Write out all the data again, exactly as it stands.
+ + + + +
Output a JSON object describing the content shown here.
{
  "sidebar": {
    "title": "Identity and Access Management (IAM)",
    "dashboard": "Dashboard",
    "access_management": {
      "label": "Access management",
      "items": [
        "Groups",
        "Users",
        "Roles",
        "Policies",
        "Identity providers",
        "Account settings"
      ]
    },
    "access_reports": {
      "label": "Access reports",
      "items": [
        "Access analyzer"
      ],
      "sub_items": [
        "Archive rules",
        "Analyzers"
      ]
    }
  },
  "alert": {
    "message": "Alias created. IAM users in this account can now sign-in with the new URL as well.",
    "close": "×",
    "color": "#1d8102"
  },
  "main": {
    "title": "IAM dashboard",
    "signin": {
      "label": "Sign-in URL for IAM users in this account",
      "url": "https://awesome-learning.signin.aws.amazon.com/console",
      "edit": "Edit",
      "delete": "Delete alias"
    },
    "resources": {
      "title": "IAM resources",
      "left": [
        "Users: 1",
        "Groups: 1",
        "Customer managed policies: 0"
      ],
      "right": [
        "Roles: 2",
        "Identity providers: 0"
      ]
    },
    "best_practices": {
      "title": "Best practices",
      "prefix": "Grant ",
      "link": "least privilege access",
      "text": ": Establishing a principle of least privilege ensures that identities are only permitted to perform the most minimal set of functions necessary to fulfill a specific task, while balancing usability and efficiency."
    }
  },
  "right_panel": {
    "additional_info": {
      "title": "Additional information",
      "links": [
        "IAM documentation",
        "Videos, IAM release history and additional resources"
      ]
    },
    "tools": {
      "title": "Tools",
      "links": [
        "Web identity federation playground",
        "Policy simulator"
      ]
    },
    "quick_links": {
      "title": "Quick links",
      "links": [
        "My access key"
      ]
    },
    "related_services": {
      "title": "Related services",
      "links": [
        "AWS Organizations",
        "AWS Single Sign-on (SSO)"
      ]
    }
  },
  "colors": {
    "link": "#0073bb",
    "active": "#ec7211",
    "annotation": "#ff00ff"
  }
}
+ + + + +
Expected answer:
Output a JSON object describing the content shown here.
{
  "sidebar": {
    "title": "Identity and Access Management (IAM)",
    "dashboard": "Dashboard",
    "access_management": {
      "label": "Access management",
      "items": [
        "Groups",
        "Users",
        "Roles",
        "Policies",
        "Identity providers",
        "Account settings"
      ]
    },
    "access_reports": {
      "label": "Access reports",
      "items": [
        "Access analyzer"
      ],
      "sub_items": [
        "Archive rules",
        "Analyzers"
      ]
    }
  },
  "alert": {
    "message": "Alias created. IAM users in this account can now sign-in with the new URL as well.",
    "close": "×",
    "color": "#1d8102"
  },
  "main": {
    "title": "IAM dashboard",
    "signin": {
      "label": "Sign-in URL for IAM users in this account",
      "url": "https://awesome-learning.signin.aws.amazon.com/console",
      "edit": "Edit",
      "delete": "Delete alias"
    },
    "resources": {
      "title": "IAM resources",
      "left": [
        "Users: 1",
        "Groups: 1",
        "Customer managed policies: 0"
      ],
      "right": [
        "Roles: 2",
        "Identity providers: 0"
      ]
    },
    "best_practices": {
      "title": "Best practices",
      "prefix": "Grant ",
      "link": "least privilege access",
      "text": ": Establishing a principle of least privilege ensures that identities are only permitted to perform the most minimal set of functions necessary to fulfill a specific task, while balancing usability and efficiency."
    }
  },
  "right_panel": {
    "additional_info": {
      "title": "Additional information",
      "links": [
        "IAM documentation",
        "Videos, IAM release history and additional resources"
      ]
    },
    "tools": {
      "title": "Tools",
      "links": [
        "Web identity federation playground",
        "Policy simulator"
      ]
    },
    "quick_links": {
      "title": "Quick links",
      "links": [
        "My access key"
      ]
    },
    "related_services": {
      "title": "Related services",
      "links": [
        "AWS Organizations",
        "AWS Single Sign-on (SSO)"
      ]
    }
  },
  "colors": {
    "link": "#0073bb",
    "active": "#ec7211",
    "annotation": "#ff00ff"
  }
}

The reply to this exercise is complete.